Passage provided:

The glucose response to glucose challenge was greater in animals treated with TAC, SIR or TAC+SIR compared to controls (Fig. 4a; P < 0.05). The SIR-treated animals, but not TAC or TAC+SIR, also had a significantly increased insulin response to oral glucose challenge, as well (Fig. 4b; P < 0.05 compared to control and TAC+SIR). Animals were then killed and the pancreata were evaluated for islet area, number, apoptosis, and insulin content. Islet area and number were not different between groups, but insulin immunofluorescence staining was reduced in rats treated with TAC+SIR and TAC, compared to those treated with control or SIR (Fig. 5a). Glucagon content was not different (data not shown). Islet apoptosis was also significantly higher in TAC+SIR-treated animals compared to TAC, SIR, or controls (Fig. 9).
Immunosuppressant concentrations were measured after 2 weeks of treatment. SIR concentration was 24 ± 5 ng/ml and TAC concentration was 14 ± 4 ng/ml in the SIR and TAC groups, respectively, and SIR and TAC concentrations were 19 ± 3 ng/ml and 15 ± 5 ng/ml, in the TAC+SIR group.
These results were compared to groups of rats who were treated at the same time with the same immunosuppressant medications and doses for 2 weeks, prior to stopping treatment for 4 weeks. Random blood glucose in all treatment groups returned to those of the controls by 3 weeks after treatment was stopped (Fig. 6). Weight also increased similar to controls in all groups once treatment was stopped (data not shown). Fasting glucose on the day of the oral glucose challenge was the same as controls, or lower in SIR-treated animals (Fig. 7a; P < 0.05). Fasting insulin was no longer different between groups (data not shown), and HOMA-IR was significantly lower in SIR-treated animals after 6 weeks compared to 2 weeks, suggesting improved sensitivity (Fig. 7b; P < 0.05). Glucose response to glucose challenge was no longer increased compared to controls in all groups (Fig. 8a). Insulin response to oral glucose challenge was now decreased in all treatment groups compared to controls even though glucose response was normal (Fig. 8b; P < 0.05) suggesting increased sensitivity, as also suggested by the HOMA-IR results, especially in SIR-treated animals (Fig. 7b).
Changes in the pancreas were also resolved 4 weeks after cessation of therapy. Islet number and area and insulin staining (Fig. 5b) were not different between groups 4 weeks after cessation of therapy, and islet apoptosis significantly decreased in the TAC+SIR-treated animals (Fig. 9). As expected, no animal had measurable levels of immunosuppressant drugs after the 4 week hiatus in immunosuppressant treatment.

Data supplied:

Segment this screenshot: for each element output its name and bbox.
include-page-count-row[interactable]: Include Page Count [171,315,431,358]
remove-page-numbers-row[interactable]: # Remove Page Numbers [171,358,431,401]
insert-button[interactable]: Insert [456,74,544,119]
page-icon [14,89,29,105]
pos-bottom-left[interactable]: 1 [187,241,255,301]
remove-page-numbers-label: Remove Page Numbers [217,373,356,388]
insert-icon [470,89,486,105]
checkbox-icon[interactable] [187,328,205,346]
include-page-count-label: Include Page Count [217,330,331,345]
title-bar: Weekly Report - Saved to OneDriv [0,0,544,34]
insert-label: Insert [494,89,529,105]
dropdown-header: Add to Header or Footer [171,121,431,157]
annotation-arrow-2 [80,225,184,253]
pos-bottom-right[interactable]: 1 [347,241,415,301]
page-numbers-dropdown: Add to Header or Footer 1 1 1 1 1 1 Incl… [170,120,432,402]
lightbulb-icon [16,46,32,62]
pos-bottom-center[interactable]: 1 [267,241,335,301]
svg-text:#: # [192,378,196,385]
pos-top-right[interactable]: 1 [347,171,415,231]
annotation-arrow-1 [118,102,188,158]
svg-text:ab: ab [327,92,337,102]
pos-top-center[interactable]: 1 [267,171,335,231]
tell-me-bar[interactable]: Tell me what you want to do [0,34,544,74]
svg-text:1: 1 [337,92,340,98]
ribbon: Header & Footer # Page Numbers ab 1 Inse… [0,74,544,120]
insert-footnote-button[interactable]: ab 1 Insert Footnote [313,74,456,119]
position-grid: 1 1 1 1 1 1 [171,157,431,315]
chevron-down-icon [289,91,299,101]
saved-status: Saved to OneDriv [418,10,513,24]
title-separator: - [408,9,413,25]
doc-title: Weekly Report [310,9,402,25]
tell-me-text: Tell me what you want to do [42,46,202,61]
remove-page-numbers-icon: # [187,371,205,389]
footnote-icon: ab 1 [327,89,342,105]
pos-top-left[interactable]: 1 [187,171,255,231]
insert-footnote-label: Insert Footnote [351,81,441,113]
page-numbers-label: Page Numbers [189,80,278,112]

Assigned task A:
In the passage on immunosuppressants in rats, translate this sentence into Spanish: "Immunosuppressant concentrations were measured after 2 weeks of treatment."
Assigned task B:
Write out the passage on immunosuppressants in rats from "The glucose response" up to and including "controls (Fig. 9).".
Assigned task C:
According to the passage on immunosuppressants in rats, what was the SIR concentration in the SIR group after 2 weeks of treatment?

Task output A:
Las concentraciones de inmunosupresores se midieron después de 2 semanas de tratamiento.

Task output B:
The glucose response to glucose challenge was greater in animals treated with TAC, SIR or TAC+SIR compared to controls (Fig. 4a; P < 0.05). The SIR-treated animals, but not TAC or TAC+SIR, also had a significantly increased insulin response to oral glucose challenge, as well (Fig. 4b; P < 0.05 compared to control and TAC+SIR). Animals were then killed and the pancreata were evaluated for islet area, number, apoptosis, and insulin content. Islet area and number were not different between groups, but insulin immunofluorescence staining was reduced in rats treated with TAC+SIR and TAC, compared to those treated with control or SIR (Fig. 5a). Glucagon content was not different (data not shown). Islet apoptosis was also significantly higher in TAC+SIR-treated animals compared to TAC, SIR, or controls (Fig. 9).

Task output C:
24 ± 5 ng/ml